BEGIN Records for this task
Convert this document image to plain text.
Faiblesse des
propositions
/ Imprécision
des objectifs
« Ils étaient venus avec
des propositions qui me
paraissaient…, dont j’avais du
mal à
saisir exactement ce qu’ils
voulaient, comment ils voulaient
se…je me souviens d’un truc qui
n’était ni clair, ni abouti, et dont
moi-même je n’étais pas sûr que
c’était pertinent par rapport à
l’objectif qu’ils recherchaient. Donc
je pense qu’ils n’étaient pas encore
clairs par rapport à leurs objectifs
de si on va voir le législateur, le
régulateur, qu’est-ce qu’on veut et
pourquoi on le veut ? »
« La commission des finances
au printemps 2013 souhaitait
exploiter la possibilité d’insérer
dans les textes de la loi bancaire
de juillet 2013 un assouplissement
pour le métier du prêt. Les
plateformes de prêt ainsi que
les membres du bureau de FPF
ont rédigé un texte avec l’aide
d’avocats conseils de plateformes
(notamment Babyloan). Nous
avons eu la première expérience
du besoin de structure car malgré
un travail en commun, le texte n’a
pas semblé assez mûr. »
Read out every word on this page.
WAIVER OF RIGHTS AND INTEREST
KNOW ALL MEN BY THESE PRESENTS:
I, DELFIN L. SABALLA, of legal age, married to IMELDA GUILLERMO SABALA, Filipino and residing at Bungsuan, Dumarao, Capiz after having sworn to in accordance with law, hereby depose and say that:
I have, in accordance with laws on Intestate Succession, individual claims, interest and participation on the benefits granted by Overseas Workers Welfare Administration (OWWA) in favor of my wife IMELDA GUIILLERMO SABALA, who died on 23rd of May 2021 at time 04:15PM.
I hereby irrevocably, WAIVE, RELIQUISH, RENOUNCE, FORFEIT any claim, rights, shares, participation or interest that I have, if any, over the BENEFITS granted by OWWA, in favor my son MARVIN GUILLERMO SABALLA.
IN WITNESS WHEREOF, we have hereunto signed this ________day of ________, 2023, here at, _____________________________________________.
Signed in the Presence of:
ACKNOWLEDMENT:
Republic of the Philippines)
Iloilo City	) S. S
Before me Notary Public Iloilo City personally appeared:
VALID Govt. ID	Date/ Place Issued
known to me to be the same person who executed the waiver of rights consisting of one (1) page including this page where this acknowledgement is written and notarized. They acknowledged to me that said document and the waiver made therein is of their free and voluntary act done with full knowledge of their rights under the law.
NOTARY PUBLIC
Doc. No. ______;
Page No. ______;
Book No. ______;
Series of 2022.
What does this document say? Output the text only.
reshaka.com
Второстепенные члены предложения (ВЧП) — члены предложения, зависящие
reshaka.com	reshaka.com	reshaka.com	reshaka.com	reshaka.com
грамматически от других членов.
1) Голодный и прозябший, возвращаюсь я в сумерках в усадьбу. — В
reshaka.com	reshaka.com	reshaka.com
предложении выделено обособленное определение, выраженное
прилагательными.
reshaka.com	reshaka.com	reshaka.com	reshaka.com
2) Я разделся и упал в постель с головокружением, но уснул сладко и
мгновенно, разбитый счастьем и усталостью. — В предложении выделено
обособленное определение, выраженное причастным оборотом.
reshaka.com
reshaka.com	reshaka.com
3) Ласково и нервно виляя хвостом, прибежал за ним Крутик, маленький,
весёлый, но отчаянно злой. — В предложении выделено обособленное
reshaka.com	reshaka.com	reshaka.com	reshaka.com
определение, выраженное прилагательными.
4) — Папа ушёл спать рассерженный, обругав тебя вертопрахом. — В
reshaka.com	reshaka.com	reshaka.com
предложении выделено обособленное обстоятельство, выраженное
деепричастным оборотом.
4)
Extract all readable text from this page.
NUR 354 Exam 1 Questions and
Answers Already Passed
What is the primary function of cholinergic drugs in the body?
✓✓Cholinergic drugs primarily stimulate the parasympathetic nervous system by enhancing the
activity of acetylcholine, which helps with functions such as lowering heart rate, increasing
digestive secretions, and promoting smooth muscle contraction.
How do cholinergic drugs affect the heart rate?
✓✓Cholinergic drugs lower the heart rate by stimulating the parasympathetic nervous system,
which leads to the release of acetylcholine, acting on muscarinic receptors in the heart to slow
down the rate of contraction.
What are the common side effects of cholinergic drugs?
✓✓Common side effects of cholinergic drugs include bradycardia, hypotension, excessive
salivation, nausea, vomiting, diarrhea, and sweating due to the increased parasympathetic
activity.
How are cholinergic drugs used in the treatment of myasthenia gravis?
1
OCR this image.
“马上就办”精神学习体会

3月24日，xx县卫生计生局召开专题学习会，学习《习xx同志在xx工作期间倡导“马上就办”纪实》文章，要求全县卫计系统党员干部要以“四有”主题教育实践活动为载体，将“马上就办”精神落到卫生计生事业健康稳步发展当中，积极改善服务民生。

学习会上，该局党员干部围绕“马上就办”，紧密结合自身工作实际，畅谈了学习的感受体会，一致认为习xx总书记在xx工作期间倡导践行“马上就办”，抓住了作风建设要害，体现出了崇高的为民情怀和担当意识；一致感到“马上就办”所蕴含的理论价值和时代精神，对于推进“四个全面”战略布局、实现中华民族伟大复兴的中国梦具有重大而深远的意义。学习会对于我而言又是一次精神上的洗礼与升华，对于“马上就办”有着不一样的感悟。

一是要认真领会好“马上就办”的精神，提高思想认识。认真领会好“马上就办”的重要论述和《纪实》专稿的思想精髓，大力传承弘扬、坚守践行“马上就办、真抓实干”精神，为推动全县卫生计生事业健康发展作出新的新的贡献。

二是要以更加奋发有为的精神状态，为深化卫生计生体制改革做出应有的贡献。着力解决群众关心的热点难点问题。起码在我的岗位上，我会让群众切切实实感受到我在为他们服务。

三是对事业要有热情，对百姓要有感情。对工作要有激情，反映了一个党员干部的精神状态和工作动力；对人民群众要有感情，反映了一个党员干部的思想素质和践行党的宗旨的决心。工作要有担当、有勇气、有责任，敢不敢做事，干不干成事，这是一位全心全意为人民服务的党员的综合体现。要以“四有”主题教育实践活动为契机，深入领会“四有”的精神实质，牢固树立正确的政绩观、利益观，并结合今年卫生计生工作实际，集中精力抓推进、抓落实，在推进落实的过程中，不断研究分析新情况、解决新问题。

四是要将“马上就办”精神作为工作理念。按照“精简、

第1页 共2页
END Records for this task
- Problem:
Quote the lines of the listing above that run from the line with "OCR this image." through its last line, both included, and nothing else.

- Correct output:
OCR this image.
“马上就办”精神学习体会

3月24日，xx县卫生计生局召开专题学习会，学习《习xx同志在xx工作期间倡导“马上就办”纪实》文章，要求全县卫计系统党员干部要以“四有”主题教育实践活动为载体，将“马上就办”精神落到卫生计生事业健康稳步发展当中，积极改善服务民生。

学习会上，该局党员干部围绕“马上就办”，紧密结合自身工作实际，畅谈了学习的感受体会，一致认为习xx总书记在xx工作期间倡导践行“马上就办”，抓住了作风建设要害，体现出了崇高的为民情怀和担当意识；一致感到“马上就办”所蕴含的理论价值和时代精神，对于推进“四个全面”战略布局、实现中华民族伟大复兴的中国梦具有重大而深远的意义。学习会对于我而言又是一次精神上的洗礼与升华，对于“马上就办”有着不一样的感悟。

一是要认真领会好“马上就办”的精神，提高思想认识。认真领会好“马上就办”的重要论述和《纪实》专稿的思想精髓，大力传承弘扬、坚守践行“马上就办、真抓实干”精神，为推动全县卫生计生事业健康发展作出新的新的贡献。

二是要以更加奋发有为的精神状态，为深化卫生计生体制改革做出应有的贡献。着力解决群众关心的热点难点问题。起码在我的岗位上，我会让群众切切实实感受到我在为他们服务。

三是对事业要有热情，对百姓要有感情。对工作要有激情，反映了一个党员干部的精神状态和工作动力；对人民群众要有感情，反映了一个党员干部的思想素质和践行党的宗旨的决心。工作要有担当、有勇气、有责任，敢不敢做事，干不干成事，这是一位全心全意为人民服务的党员的综合体现。要以“四有”主题教育实践活动为契机，深入领会“四有”的精神实质，牢固树立正确的政绩观、利益观，并结合今年卫生计生工作实际，集中精力抓推进、抓落实，在推进落实的过程中，不断研究分析新情况、解决新问题。

四是要将“马上就办”精神作为工作理念。按照“精简、

第1页 共2页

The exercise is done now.